WRITTEN INSTRUCTION: Pictures in the data below are not part of the copy; transcribe everything else exactly.

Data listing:
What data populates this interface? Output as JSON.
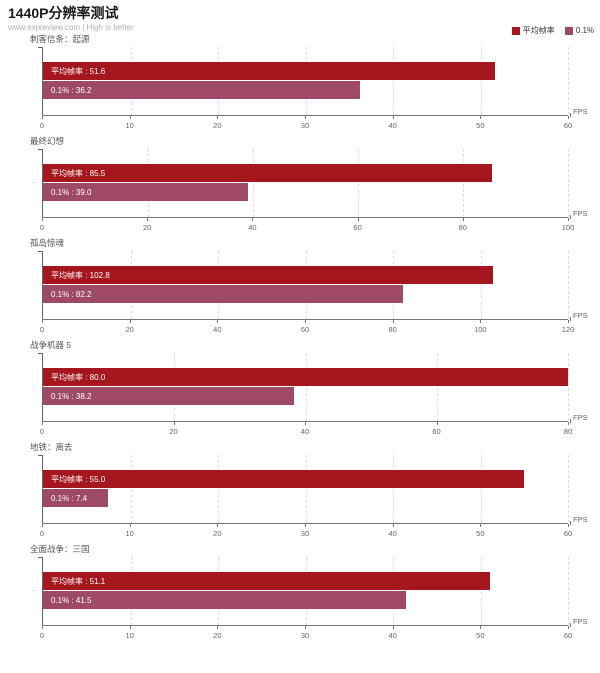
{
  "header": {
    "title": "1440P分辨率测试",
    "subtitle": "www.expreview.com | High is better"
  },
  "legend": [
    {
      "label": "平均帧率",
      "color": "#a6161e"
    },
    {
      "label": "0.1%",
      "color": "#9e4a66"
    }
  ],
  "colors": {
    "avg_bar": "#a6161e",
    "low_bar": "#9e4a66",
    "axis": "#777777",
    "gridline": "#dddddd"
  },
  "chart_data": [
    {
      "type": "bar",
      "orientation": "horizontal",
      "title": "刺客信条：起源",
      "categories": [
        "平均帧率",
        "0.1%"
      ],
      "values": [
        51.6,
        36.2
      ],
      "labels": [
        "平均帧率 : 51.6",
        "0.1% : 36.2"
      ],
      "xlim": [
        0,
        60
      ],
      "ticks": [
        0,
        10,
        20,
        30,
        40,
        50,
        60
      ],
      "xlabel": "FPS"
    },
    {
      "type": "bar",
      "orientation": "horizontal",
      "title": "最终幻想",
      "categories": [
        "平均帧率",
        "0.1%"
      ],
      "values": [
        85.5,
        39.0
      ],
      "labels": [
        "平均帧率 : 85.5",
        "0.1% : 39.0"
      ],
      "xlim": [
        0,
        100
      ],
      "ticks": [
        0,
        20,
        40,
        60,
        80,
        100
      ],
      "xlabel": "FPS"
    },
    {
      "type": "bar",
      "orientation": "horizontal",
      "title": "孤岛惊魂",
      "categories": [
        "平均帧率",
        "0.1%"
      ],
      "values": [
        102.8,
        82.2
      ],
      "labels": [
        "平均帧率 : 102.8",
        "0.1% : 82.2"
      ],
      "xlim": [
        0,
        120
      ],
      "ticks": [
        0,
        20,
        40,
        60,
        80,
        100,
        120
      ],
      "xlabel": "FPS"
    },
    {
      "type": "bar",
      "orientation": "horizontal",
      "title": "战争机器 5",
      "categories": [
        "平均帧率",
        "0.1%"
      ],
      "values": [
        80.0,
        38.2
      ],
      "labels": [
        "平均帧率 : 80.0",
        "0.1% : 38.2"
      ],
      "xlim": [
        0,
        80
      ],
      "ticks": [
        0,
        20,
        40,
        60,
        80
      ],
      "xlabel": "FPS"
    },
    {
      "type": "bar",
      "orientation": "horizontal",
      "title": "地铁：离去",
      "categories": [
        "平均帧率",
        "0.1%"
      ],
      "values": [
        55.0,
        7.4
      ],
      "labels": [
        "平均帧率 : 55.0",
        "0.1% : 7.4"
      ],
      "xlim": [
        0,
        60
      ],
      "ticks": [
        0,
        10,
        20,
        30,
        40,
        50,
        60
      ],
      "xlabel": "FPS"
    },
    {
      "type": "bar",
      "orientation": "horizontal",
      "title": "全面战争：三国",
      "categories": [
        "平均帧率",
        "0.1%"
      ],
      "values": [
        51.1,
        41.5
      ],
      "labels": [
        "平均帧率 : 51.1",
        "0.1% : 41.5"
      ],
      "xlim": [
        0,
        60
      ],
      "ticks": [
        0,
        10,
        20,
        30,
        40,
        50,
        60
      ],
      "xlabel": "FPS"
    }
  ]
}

FULL SOLUTION:
What data populates this interface? Output as JSON.
{
  "header": {
    "title": "1440P分辨率测试",
    "subtitle": "www.expreview.com | High is better"
  },
  "legend": [
    {
      "label": "平均帧率",
      "color": "#a6161e"
    },
    {
      "label": "0.1%",
      "color": "#9e4a66"
    }
  ],
  "colors": {
    "avg_bar": "#a6161e",
    "low_bar": "#9e4a66",
    "axis": "#777777",
    "gridline": "#dddddd"
  },
  "chart_data": [
    {
      "type": "bar",
      "orientation": "horizontal",
      "title": "刺客信条：起源",
      "categories": [
        "平均帧率",
        "0.1%"
      ],
      "values": [
        51.6,
        36.2
      ],
      "labels": [
        "平均帧率 : 51.6",
        "0.1% : 36.2"
      ],
      "xlim": [
        0,
        60
      ],
      "ticks": [
        0,
        10,
        20,
        30,
        40,
        50,
        60
      ],
      "xlabel": "FPS"
    },
    {
      "type": "bar",
      "orientation": "horizontal",
      "title": "最终幻想",
      "categories": [
        "平均帧率",
        "0.1%"
      ],
      "values": [
        85.5,
        39.0
      ],
      "labels": [
        "平均帧率 : 85.5",
        "0.1% : 39.0"
      ],
      "xlim": [
        0,
        100
      ],
      "ticks": [
        0,
        20,
        40,
        60,
        80,
        100
      ],
      "xlabel": "FPS"
    },
    {
      "type": "bar",
      "orientation": "horizontal",
      "title": "孤岛惊魂",
      "categories": [
        "平均帧率",
        "0.1%"
      ],
      "values": [
        102.8,
        82.2
      ],
      "labels": [
        "平均帧率 : 102.8",
        "0.1% : 82.2"
      ],
      "xlim": [
        0,
        120
      ],
      "ticks": [
        0,
        20,
        40,
        60,
        80,
        100,
        120
      ],
      "xlabel": "FPS"
    },
    {
      "type": "bar",
      "orientation": "horizontal",
      "title": "战争机器 5",
      "categories": [
        "平均帧率",
        "0.1%"
      ],
      "values": [
        80.0,
        38.2
      ],
      "labels": [
        "平均帧率 : 80.0",
        "0.1% : 38.2"
      ],
      "xlim": [
        0,
        80
      ],
      "ticks": [
        0,
        20,
        40,
        60,
        80
      ],
      "xlabel": "FPS"
    },
    {
      "type": "bar",
      "orientation": "horizontal",
      "title": "地铁：离去",
      "categories": [
        "平均帧率",
        "0.1%"
      ],
      "values": [
        55.0,
        7.4
      ],
      "labels": [
        "平均帧率 : 55.0",
        "0.1% : 7.4"
      ],
      "xlim": [
        0,
        60
      ],
      "ticks": [
        0,
        10,
        20,
        30,
        40,
        50,
        60
      ],
      "xlabel": "FPS"
    },
    {
      "type": "bar",
      "orientation": "horizontal",
      "title": "全面战争：三国",
      "categories": [
        "平均帧率",
        "0.1%"
      ],
      "values": [
        51.1,
        41.5
      ],
      "labels": [
        "平均帧率 : 51.1",
        "0.1% : 41.5"
      ],
      "xlim": [
        0,
        60
      ],
      "ticks": [
        0,
        10,
        20,
        30,
        40,
        50,
        60
      ],
      "xlabel": "FPS"
    }
  ]
}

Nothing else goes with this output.